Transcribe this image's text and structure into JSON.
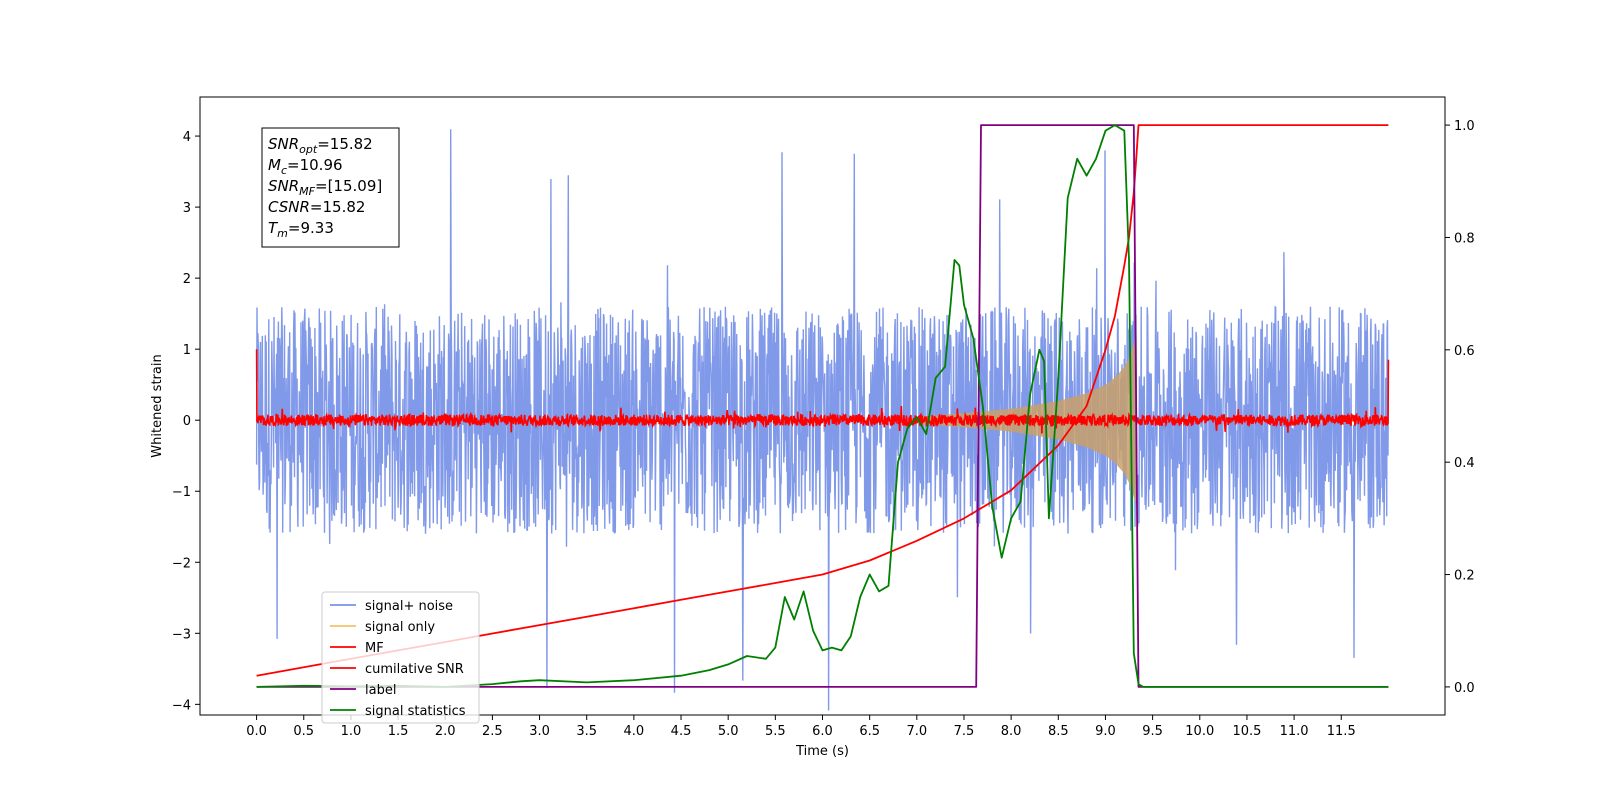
{
  "chart_data": {
    "type": "line",
    "xlabel": "Time (s)",
    "ylabel": "Whitened strain",
    "xlim": [
      -0.6,
      12.6
    ],
    "ylim": [
      -4.15,
      4.55
    ],
    "y2lim": [
      -0.05,
      1.05
    ],
    "x_ticks": [
      0.0,
      0.5,
      1.0,
      1.5,
      2.0,
      2.5,
      3.0,
      3.5,
      4.0,
      4.5,
      5.0,
      5.5,
      6.0,
      6.5,
      7.0,
      7.5,
      8.0,
      8.5,
      9.0,
      9.5,
      10.0,
      10.5,
      11.0,
      11.5
    ],
    "x_tick_labels": [
      "0.0",
      "0.5",
      "1.0",
      "1.5",
      "2.0",
      "2.5",
      "3.0",
      "3.5",
      "4.0",
      "4.5",
      "5.0",
      "5.5",
      "6.0",
      "6.5",
      "7.0",
      "7.5",
      "8.0",
      "8.5",
      "9.0",
      "9.5",
      "10.0",
      "10.5",
      "11.0",
      "11.5"
    ],
    "y_ticks": [
      -4,
      -3,
      -2,
      -1,
      0,
      1,
      2,
      3,
      4
    ],
    "y_tick_labels": [
      "−4",
      "−3",
      "−2",
      "−1",
      "0",
      "1",
      "2",
      "3",
      "4"
    ],
    "y2_ticks": [
      0.0,
      0.2,
      0.4,
      0.6,
      0.8,
      1.0
    ],
    "y2_tick_labels": [
      "0.0",
      "0.2",
      "0.4",
      "0.6",
      "0.8",
      "1.0"
    ],
    "legend": {
      "placement": "lower-left",
      "entries": [
        {
          "label": "signal+ noise",
          "color": "#7a93e8"
        },
        {
          "label": "signal only",
          "color": "#f5c36b"
        },
        {
          "label": "MF",
          "color": "#ff0000"
        },
        {
          "label": "cumilative SNR",
          "color": "#ff0000"
        },
        {
          "label": "label",
          "color": "#800080"
        },
        {
          "label": "signal statistics",
          "color": "#008000"
        }
      ]
    },
    "info_box": {
      "lines": [
        {
          "base": "SNR",
          "sub": "opt",
          "value": "=15.82"
        },
        {
          "base": "M",
          "sub": "c",
          "value": "=10.96"
        },
        {
          "base": "SNR",
          "sub": "MF",
          "value": "=[15.09]"
        },
        {
          "base": "CSNR",
          "sub": "",
          "value": "=15.82"
        },
        {
          "base": "T",
          "sub": "m",
          "value": "=9.33"
        }
      ]
    },
    "series": [
      {
        "name": "signal+ noise",
        "axis": "left",
        "color": "#7a93e8",
        "kind": "noise",
        "x_range": [
          0.0,
          12.0
        ],
        "envelope_typical": 1.6,
        "envelope_max": 4.2
      },
      {
        "name": "signal only",
        "axis": "left",
        "color": "#c9a06a",
        "kind": "chirp_envelope",
        "x": [
          7.0,
          7.5,
          8.0,
          8.5,
          8.8,
          9.0,
          9.1,
          9.2,
          9.25,
          9.3,
          9.33
        ],
        "y": [
          0.05,
          0.1,
          0.16,
          0.27,
          0.38,
          0.5,
          0.6,
          0.75,
          0.88,
          1.08,
          1.2
        ]
      },
      {
        "name": "MF",
        "axis": "left",
        "color": "#ff0000",
        "kind": "noise",
        "x_range": [
          0.0,
          12.0
        ],
        "envelope_typical": 0.08,
        "envelope_max": 0.2
      },
      {
        "name": "cumilative SNR",
        "axis": "right",
        "color": "#ff0000",
        "x": [
          0.0,
          0.5,
          1.0,
          1.5,
          2.0,
          2.5,
          3.0,
          3.5,
          4.0,
          4.5,
          5.0,
          5.5,
          6.0,
          6.5,
          7.0,
          7.5,
          8.0,
          8.5,
          8.8,
          9.0,
          9.1,
          9.2,
          9.25,
          9.3,
          9.33,
          9.35,
          12.0
        ],
        "y": [
          0.02,
          0.035,
          0.05,
          0.065,
          0.08,
          0.095,
          0.11,
          0.125,
          0.14,
          0.155,
          0.17,
          0.185,
          0.2,
          0.225,
          0.26,
          0.3,
          0.35,
          0.43,
          0.5,
          0.6,
          0.66,
          0.75,
          0.8,
          0.88,
          0.95,
          1.0,
          1.0
        ]
      },
      {
        "name": "label",
        "axis": "right",
        "color": "#800080",
        "x": [
          0.0,
          7.63,
          7.68,
          9.3,
          9.35,
          12.0
        ],
        "y": [
          0.0,
          0.0,
          1.0,
          1.0,
          0.0,
          0.0
        ]
      },
      {
        "name": "signal statistics",
        "axis": "right",
        "color": "#008000",
        "x": [
          0.0,
          0.5,
          1.0,
          1.5,
          2.0,
          2.5,
          2.8,
          3.0,
          3.5,
          4.0,
          4.5,
          4.8,
          5.0,
          5.2,
          5.4,
          5.5,
          5.6,
          5.7,
          5.8,
          5.9,
          6.0,
          6.1,
          6.2,
          6.3,
          6.4,
          6.5,
          6.6,
          6.7,
          6.8,
          6.9,
          7.0,
          7.1,
          7.2,
          7.3,
          7.4,
          7.45,
          7.5,
          7.6,
          7.7,
          7.8,
          7.9,
          8.0,
          8.1,
          8.2,
          8.3,
          8.35,
          8.4,
          8.5,
          8.6,
          8.7,
          8.8,
          8.9,
          9.0,
          9.1,
          9.2,
          9.25,
          9.3,
          9.35,
          9.4,
          12.0
        ],
        "y": [
          0.0,
          0.002,
          0.001,
          0.002,
          0.0,
          0.005,
          0.01,
          0.012,
          0.008,
          0.012,
          0.02,
          0.03,
          0.04,
          0.055,
          0.05,
          0.07,
          0.16,
          0.12,
          0.17,
          0.1,
          0.065,
          0.07,
          0.065,
          0.09,
          0.16,
          0.2,
          0.17,
          0.18,
          0.4,
          0.46,
          0.48,
          0.45,
          0.55,
          0.57,
          0.76,
          0.75,
          0.68,
          0.62,
          0.5,
          0.32,
          0.23,
          0.3,
          0.33,
          0.52,
          0.6,
          0.58,
          0.3,
          0.55,
          0.87,
          0.94,
          0.91,
          0.94,
          0.99,
          1.0,
          0.99,
          0.76,
          0.06,
          0.005,
          0.0,
          0.0
        ]
      }
    ]
  }
}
============
• **Goal of the exercise**
Leave out the pictures and give the rest of the records again exactly.

• **Answer for this exercise**
Transcribe this image's text and structure into JSON.
{
  "chart_data": {
    "type": "line",
    "xlabel": "Time (s)",
    "ylabel": "Whitened strain",
    "xlim": [
      -0.6,
      12.6
    ],
    "ylim": [
      -4.15,
      4.55
    ],
    "y2lim": [
      -0.05,
      1.05
    ],
    "x_ticks": [
      0.0,
      0.5,
      1.0,
      1.5,
      2.0,
      2.5,
      3.0,
      3.5,
      4.0,
      4.5,
      5.0,
      5.5,
      6.0,
      6.5,
      7.0,
      7.5,
      8.0,
      8.5,
      9.0,
      9.5,
      10.0,
      10.5,
      11.0,
      11.5
    ],
    "x_tick_labels": [
      "0.0",
      "0.5",
      "1.0",
      "1.5",
      "2.0",
      "2.5",
      "3.0",
      "3.5",
      "4.0",
      "4.5",
      "5.0",
      "5.5",
      "6.0",
      "6.5",
      "7.0",
      "7.5",
      "8.0",
      "8.5",
      "9.0",
      "9.5",
      "10.0",
      "10.5",
      "11.0",
      "11.5"
    ],
    "y_ticks": [
      -4,
      -3,
      -2,
      -1,
      0,
      1,
      2,
      3,
      4
    ],
    "y_tick_labels": [
      "−4",
      "−3",
      "−2",
      "−1",
      "0",
      "1",
      "2",
      "3",
      "4"
    ],
    "y2_ticks": [
      0.0,
      0.2,
      0.4,
      0.6,
      0.8,
      1.0
    ],
    "y2_tick_labels": [
      "0.0",
      "0.2",
      "0.4",
      "0.6",
      "0.8",
      "1.0"
    ],
    "legend": {
      "placement": "lower-left",
      "entries": [
        {
          "label": "signal+ noise",
          "color": "#7a93e8"
        },
        {
          "label": "signal only",
          "color": "#f5c36b"
        },
        {
          "label": "MF",
          "color": "#ff0000"
        },
        {
          "label": "cumilative SNR",
          "color": "#ff0000"
        },
        {
          "label": "label",
          "color": "#800080"
        },
        {
          "label": "signal statistics",
          "color": "#008000"
        }
      ]
    },
    "info_box": {
      "lines": [
        {
          "base": "SNR",
          "sub": "opt",
          "value": "=15.82"
        },
        {
          "base": "M",
          "sub": "c",
          "value": "=10.96"
        },
        {
          "base": "SNR",
          "sub": "MF",
          "value": "=[15.09]"
        },
        {
          "base": "CSNR",
          "sub": "",
          "value": "=15.82"
        },
        {
          "base": "T",
          "sub": "m",
          "value": "=9.33"
        }
      ]
    },
    "series": [
      {
        "name": "signal+ noise",
        "axis": "left",
        "color": "#7a93e8",
        "kind": "noise",
        "x_range": [
          0.0,
          12.0
        ],
        "envelope_typical": 1.6,
        "envelope_max": 4.2
      },
      {
        "name": "signal only",
        "axis": "left",
        "color": "#c9a06a",
        "kind": "chirp_envelope",
        "x": [
          7.0,
          7.5,
          8.0,
          8.5,
          8.8,
          9.0,
          9.1,
          9.2,
          9.25,
          9.3,
          9.33
        ],
        "y": [
          0.05,
          0.1,
          0.16,
          0.27,
          0.38,
          0.5,
          0.6,
          0.75,
          0.88,
          1.08,
          1.2
        ]
      },
      {
        "name": "MF",
        "axis": "left",
        "color": "#ff0000",
        "kind": "noise",
        "x_range": [
          0.0,
          12.0
        ],
        "envelope_typical": 0.08,
        "envelope_max": 0.2
      },
      {
        "name": "cumilative SNR",
        "axis": "right",
        "color": "#ff0000",
        "x": [
          0.0,
          0.5,
          1.0,
          1.5,
          2.0,
          2.5,
          3.0,
          3.5,
          4.0,
          4.5,
          5.0,
          5.5,
          6.0,
          6.5,
          7.0,
          7.5,
          8.0,
          8.5,
          8.8,
          9.0,
          9.1,
          9.2,
          9.25,
          9.3,
          9.33,
          9.35,
          12.0
        ],
        "y": [
          0.02,
          0.035,
          0.05,
          0.065,
          0.08,
          0.095,
          0.11,
          0.125,
          0.14,
          0.155,
          0.17,
          0.185,
          0.2,
          0.225,
          0.26,
          0.3,
          0.35,
          0.43,
          0.5,
          0.6,
          0.66,
          0.75,
          0.8,
          0.88,
          0.95,
          1.0,
          1.0
        ]
      },
      {
        "name": "label",
        "axis": "right",
        "color": "#800080",
        "x": [
          0.0,
          7.63,
          7.68,
          9.3,
          9.35,
          12.0
        ],
        "y": [
          0.0,
          0.0,
          1.0,
          1.0,
          0.0,
          0.0
        ]
      },
      {
        "name": "signal statistics",
        "axis": "right",
        "color": "#008000",
        "x": [
          0.0,
          0.5,
          1.0,
          1.5,
          2.0,
          2.5,
          2.8,
          3.0,
          3.5,
          4.0,
          4.5,
          4.8,
          5.0,
          5.2,
          5.4,
          5.5,
          5.6,
          5.7,
          5.8,
          5.9,
          6.0,
          6.1,
          6.2,
          6.3,
          6.4,
          6.5,
          6.6,
          6.7,
          6.8,
          6.9,
          7.0,
          7.1,
          7.2,
          7.3,
          7.4,
          7.45,
          7.5,
          7.6,
          7.7,
          7.8,
          7.9,
          8.0,
          8.1,
          8.2,
          8.3,
          8.35,
          8.4,
          8.5,
          8.6,
          8.7,
          8.8,
          8.9,
          9.0,
          9.1,
          9.2,
          9.25,
          9.3,
          9.35,
          9.4,
          12.0
        ],
        "y": [
          0.0,
          0.002,
          0.001,
          0.002,
          0.0,
          0.005,
          0.01,
          0.012,
          0.008,
          0.012,
          0.02,
          0.03,
          0.04,
          0.055,
          0.05,
          0.07,
          0.16,
          0.12,
          0.17,
          0.1,
          0.065,
          0.07,
          0.065,
          0.09,
          0.16,
          0.2,
          0.17,
          0.18,
          0.4,
          0.46,
          0.48,
          0.45,
          0.55,
          0.57,
          0.76,
          0.75,
          0.68,
          0.62,
          0.5,
          0.32,
          0.23,
          0.3,
          0.33,
          0.52,
          0.6,
          0.58,
          0.3,
          0.55,
          0.87,
          0.94,
          0.91,
          0.94,
          0.99,
          1.0,
          0.99,
          0.76,
          0.06,
          0.005,
          0.0,
          0.0
        ]
      }
    ]
  }
}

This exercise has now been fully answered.